##### Dataset records #####

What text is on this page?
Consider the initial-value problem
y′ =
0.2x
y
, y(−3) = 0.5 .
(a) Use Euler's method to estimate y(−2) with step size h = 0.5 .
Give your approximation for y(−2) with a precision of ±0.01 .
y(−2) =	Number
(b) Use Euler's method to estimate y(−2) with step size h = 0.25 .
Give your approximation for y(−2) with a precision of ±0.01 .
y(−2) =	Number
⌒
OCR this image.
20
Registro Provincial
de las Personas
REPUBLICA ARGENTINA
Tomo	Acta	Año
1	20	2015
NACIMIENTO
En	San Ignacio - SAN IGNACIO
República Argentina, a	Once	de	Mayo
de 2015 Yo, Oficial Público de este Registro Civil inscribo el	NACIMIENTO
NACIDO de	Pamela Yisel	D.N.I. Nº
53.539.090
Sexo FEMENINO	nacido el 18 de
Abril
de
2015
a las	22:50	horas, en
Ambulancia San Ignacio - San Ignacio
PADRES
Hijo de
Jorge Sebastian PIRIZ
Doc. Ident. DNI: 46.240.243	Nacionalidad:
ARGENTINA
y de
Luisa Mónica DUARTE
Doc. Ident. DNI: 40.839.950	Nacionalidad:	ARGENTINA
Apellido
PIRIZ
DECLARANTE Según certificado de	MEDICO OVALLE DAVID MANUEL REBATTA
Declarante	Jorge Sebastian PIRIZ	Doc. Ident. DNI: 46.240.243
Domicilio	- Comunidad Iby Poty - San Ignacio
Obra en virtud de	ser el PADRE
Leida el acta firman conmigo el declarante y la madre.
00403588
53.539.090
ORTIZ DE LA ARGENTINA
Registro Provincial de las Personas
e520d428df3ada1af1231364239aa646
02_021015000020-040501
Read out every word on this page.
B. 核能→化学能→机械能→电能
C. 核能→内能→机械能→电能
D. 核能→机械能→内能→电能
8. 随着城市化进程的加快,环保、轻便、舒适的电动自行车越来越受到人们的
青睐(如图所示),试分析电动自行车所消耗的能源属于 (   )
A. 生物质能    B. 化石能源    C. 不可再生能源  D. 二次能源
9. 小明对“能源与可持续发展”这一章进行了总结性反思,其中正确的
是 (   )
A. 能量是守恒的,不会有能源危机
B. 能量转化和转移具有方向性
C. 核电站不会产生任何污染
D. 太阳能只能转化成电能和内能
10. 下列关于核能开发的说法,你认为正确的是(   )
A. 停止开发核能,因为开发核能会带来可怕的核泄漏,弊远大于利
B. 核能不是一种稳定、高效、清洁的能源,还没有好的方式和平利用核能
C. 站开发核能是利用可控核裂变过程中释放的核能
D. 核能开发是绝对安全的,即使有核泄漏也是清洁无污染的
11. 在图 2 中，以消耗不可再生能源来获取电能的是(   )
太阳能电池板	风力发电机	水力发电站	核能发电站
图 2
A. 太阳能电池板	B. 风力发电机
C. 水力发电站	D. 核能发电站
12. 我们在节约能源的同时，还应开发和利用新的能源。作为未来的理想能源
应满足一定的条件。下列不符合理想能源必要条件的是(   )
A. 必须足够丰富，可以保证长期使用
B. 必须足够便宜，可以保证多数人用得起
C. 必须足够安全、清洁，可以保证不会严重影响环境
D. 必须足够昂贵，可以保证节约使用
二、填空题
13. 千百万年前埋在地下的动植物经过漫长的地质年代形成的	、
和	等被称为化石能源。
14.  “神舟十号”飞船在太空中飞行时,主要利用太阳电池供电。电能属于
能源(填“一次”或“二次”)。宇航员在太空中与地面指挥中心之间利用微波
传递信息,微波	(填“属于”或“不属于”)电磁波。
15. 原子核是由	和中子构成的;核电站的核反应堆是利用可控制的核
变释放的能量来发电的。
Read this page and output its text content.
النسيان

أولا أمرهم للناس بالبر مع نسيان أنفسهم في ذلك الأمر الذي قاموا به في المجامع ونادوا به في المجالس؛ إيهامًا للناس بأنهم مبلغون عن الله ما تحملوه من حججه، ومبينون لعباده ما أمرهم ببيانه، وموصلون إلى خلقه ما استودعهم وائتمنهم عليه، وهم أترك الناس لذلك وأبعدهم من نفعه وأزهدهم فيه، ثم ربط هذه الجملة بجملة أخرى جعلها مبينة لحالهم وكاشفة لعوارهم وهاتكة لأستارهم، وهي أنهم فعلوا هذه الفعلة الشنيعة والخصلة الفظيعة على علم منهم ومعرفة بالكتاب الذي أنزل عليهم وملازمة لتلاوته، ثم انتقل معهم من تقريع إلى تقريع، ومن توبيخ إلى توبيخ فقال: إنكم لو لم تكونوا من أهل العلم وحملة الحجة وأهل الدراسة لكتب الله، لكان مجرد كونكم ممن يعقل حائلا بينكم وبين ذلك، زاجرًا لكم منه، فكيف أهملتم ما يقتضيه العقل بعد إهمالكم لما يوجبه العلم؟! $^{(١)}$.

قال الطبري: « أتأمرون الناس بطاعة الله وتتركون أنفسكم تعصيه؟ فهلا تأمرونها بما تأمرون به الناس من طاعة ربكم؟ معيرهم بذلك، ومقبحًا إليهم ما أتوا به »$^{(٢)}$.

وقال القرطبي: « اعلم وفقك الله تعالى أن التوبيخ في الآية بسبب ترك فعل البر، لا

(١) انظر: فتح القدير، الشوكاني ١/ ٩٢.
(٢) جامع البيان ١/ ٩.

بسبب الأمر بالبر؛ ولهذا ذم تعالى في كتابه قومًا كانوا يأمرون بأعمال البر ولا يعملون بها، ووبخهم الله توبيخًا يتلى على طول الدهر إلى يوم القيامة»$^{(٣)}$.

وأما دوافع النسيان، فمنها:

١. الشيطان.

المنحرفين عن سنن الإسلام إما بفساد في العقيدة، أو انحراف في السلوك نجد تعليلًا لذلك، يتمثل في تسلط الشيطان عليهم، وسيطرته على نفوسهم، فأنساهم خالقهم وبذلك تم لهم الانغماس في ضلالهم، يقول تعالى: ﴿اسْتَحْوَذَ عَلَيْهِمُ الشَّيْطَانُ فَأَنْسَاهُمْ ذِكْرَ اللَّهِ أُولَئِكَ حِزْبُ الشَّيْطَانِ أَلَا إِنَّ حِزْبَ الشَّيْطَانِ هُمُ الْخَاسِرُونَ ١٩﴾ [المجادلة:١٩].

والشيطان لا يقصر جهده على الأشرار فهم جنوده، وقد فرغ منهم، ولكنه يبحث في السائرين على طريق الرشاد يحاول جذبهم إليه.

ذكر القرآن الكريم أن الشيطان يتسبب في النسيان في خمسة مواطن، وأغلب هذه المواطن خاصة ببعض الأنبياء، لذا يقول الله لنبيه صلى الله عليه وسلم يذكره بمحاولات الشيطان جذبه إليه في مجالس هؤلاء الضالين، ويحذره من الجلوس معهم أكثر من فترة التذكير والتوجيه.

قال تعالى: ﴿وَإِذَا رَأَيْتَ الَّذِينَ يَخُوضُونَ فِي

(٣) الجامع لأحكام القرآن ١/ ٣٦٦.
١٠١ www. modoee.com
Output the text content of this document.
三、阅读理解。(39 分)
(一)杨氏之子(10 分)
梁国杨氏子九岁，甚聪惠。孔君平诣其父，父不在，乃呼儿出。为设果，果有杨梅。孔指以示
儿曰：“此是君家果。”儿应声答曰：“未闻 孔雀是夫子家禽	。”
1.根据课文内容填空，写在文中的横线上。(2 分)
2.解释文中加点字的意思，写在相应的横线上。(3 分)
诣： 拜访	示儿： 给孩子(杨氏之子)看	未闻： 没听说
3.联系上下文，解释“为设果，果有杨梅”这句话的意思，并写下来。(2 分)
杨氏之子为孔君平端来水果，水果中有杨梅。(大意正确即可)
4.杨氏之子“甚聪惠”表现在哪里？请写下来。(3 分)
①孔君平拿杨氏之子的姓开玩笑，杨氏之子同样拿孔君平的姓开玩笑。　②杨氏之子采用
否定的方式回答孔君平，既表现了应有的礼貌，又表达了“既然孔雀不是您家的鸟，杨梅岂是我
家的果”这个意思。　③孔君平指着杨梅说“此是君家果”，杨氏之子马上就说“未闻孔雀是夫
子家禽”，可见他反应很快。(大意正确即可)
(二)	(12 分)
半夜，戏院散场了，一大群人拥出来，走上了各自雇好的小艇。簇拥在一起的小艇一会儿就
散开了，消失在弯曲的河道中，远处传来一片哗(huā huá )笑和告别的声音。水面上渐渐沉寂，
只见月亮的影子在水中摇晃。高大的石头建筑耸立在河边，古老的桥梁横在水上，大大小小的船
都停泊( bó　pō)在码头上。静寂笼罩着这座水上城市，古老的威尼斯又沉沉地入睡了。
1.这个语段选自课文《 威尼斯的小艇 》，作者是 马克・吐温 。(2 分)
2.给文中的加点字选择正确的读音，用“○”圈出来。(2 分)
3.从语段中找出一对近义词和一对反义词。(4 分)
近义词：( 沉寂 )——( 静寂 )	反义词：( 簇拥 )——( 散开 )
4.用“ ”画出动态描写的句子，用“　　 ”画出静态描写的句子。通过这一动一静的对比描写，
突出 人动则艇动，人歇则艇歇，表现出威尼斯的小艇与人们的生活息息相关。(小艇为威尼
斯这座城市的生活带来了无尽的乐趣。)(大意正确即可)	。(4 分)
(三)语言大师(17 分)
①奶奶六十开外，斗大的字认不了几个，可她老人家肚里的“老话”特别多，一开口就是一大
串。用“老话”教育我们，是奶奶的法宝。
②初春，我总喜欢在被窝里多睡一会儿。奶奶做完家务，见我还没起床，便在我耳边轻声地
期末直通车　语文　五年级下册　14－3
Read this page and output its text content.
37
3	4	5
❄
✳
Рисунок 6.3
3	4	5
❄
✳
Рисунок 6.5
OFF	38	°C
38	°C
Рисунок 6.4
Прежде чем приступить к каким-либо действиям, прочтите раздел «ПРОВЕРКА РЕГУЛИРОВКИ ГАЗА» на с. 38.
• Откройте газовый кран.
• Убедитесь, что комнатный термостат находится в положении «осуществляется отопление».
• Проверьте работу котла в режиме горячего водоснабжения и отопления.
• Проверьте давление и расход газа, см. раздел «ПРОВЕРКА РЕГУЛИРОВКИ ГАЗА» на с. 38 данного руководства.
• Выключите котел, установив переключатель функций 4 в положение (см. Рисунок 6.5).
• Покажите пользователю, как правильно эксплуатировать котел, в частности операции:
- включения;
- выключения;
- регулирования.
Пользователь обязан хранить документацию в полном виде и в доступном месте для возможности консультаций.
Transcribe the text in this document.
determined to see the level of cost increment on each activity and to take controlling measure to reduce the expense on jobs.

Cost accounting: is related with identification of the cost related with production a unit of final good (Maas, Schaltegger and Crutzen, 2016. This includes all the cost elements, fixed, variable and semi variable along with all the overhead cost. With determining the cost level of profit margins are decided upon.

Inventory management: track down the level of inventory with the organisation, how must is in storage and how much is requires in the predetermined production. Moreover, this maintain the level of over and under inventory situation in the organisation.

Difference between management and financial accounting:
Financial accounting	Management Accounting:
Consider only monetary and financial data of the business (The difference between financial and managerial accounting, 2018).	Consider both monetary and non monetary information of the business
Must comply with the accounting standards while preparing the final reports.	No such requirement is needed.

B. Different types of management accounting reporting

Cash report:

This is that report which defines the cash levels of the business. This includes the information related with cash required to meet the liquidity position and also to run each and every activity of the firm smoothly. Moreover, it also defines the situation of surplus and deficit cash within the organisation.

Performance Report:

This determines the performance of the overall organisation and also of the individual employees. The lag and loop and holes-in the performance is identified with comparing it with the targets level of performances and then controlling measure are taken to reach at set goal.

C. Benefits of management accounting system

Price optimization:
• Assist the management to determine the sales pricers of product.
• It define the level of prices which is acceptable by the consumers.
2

#####

> Given request: Go through the material and copy out every line with "水力发电站" in it.

> Task result:
太阳能电池板	风力发电机	水力发电站	核能发电站
C. 水力发电站	D. 核能发电站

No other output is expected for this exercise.